**Problem statement**. Search the records for the string "Zusammenhänge", then copy each line where it appears.

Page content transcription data
- - - - -

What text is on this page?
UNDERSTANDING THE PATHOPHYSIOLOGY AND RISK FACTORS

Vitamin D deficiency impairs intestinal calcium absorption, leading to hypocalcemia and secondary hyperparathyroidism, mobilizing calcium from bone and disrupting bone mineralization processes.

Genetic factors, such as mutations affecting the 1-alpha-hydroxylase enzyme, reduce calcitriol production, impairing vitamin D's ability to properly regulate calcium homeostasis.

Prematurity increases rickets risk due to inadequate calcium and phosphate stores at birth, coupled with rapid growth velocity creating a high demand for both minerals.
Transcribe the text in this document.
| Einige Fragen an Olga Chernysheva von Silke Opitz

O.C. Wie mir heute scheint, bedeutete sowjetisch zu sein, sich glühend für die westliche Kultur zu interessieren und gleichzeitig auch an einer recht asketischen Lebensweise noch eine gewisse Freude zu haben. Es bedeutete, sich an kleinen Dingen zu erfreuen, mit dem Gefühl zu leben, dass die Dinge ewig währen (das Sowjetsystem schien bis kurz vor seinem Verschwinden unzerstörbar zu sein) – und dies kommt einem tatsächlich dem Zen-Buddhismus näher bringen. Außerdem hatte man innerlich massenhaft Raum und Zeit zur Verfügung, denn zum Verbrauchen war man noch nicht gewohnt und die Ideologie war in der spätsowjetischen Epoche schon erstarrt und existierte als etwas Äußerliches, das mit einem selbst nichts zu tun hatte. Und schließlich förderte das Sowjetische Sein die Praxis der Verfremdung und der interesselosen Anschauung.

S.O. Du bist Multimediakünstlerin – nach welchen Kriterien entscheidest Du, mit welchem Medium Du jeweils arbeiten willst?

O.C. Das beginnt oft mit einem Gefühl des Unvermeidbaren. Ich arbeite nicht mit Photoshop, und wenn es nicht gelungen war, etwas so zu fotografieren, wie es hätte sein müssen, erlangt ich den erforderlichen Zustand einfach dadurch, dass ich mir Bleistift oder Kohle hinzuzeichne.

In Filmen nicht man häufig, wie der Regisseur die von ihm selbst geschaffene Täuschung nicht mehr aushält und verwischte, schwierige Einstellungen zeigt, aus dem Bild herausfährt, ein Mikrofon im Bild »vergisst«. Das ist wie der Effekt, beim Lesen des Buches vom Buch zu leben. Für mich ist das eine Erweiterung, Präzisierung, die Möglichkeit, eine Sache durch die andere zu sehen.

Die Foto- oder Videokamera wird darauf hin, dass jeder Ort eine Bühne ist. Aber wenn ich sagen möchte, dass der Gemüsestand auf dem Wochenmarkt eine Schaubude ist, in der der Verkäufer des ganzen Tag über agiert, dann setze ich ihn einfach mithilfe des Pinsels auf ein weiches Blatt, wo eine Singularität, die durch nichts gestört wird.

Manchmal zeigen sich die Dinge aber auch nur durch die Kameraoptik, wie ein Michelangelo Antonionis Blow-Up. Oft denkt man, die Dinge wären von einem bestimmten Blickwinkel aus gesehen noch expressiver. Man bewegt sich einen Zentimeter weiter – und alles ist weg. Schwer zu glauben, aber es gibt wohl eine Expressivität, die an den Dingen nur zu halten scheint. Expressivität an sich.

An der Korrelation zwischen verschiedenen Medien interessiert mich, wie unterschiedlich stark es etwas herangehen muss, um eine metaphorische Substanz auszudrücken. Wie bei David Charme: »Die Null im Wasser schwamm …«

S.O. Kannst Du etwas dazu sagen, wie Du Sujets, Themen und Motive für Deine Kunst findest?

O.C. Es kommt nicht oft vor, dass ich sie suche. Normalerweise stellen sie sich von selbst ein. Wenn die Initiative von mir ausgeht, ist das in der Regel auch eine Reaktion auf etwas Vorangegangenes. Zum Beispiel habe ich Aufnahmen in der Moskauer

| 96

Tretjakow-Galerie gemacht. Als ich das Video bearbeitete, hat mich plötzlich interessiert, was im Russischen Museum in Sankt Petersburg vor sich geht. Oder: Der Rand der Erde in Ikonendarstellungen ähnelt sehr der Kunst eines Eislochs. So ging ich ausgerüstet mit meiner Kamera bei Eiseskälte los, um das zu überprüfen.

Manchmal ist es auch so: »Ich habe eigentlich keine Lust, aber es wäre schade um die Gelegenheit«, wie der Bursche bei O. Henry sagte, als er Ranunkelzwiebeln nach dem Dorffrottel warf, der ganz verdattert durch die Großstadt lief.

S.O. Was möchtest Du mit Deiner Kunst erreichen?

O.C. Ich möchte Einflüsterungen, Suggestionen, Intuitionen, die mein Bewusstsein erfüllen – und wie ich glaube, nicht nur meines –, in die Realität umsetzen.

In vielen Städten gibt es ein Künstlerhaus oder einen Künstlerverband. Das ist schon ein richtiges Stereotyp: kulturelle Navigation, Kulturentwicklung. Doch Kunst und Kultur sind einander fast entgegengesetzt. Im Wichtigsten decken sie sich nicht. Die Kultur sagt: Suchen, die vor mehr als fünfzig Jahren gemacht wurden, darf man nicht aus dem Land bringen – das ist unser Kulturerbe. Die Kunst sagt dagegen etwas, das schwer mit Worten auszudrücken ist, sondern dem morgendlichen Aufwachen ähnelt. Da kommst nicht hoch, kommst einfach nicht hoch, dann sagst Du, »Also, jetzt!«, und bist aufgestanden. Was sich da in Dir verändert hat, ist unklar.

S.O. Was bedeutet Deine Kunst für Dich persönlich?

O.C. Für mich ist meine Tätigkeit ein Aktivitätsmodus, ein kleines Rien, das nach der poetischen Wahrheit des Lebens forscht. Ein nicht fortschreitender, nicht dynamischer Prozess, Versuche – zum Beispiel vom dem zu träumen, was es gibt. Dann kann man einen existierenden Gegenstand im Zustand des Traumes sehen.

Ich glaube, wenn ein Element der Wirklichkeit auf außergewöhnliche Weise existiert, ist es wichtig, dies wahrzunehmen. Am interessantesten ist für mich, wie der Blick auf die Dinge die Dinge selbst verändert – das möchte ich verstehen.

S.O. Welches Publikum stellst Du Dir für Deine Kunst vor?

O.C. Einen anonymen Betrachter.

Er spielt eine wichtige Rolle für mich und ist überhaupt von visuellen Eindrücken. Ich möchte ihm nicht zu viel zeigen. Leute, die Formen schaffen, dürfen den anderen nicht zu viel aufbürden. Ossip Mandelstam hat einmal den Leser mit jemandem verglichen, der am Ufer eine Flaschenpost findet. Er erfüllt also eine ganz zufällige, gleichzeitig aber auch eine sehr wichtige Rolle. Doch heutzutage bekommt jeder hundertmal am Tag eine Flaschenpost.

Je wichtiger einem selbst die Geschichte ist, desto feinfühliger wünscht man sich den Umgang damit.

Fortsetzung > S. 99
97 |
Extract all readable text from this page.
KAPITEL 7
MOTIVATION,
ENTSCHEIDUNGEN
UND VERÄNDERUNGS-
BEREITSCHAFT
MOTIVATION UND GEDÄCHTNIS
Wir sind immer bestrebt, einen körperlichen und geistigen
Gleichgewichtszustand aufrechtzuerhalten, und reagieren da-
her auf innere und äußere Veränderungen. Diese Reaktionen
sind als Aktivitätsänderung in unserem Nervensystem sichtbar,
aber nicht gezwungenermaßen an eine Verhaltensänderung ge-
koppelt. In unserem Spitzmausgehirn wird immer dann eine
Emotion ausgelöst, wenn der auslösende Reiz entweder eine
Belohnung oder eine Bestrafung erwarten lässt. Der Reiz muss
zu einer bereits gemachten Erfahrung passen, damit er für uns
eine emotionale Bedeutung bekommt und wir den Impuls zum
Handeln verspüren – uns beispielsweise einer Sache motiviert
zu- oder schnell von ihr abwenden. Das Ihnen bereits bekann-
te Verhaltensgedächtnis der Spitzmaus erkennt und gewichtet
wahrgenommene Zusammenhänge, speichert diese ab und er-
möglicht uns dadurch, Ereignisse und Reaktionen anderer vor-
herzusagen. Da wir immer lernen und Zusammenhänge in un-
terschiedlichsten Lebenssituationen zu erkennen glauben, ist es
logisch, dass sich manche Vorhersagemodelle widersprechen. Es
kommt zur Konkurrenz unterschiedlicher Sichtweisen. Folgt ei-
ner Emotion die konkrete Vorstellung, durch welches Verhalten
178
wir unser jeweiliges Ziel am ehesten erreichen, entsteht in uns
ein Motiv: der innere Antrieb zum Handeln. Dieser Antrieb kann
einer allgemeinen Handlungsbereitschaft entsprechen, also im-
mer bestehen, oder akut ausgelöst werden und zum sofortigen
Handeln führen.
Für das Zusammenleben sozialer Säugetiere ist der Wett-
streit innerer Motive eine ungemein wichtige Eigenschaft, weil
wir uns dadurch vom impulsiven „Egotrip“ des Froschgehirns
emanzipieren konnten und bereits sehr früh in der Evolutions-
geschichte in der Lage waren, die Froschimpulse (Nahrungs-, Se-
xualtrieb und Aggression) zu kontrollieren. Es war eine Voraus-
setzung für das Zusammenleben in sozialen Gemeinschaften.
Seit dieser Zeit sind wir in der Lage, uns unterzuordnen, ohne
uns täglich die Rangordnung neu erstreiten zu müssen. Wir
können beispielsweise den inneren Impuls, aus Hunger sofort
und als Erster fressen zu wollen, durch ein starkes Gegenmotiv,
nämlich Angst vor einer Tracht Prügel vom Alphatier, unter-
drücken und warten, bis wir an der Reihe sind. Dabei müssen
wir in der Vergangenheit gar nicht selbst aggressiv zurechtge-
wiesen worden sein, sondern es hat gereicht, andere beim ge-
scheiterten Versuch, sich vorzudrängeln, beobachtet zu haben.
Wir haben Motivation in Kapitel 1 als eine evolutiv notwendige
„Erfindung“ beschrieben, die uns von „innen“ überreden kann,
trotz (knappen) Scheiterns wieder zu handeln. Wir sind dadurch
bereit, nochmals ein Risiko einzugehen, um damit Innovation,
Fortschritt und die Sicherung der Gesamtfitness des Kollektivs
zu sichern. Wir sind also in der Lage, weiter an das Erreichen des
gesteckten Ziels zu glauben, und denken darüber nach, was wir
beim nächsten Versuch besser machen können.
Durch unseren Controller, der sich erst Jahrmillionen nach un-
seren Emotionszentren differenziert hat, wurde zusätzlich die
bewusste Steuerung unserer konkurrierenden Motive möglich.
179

- - - - -

**Result for this exercise**.
wahrgenommene Zusammenhänge, speichert diese ab und er-
herzusagen. Da wir immer lernen und Zusammenhänge in un-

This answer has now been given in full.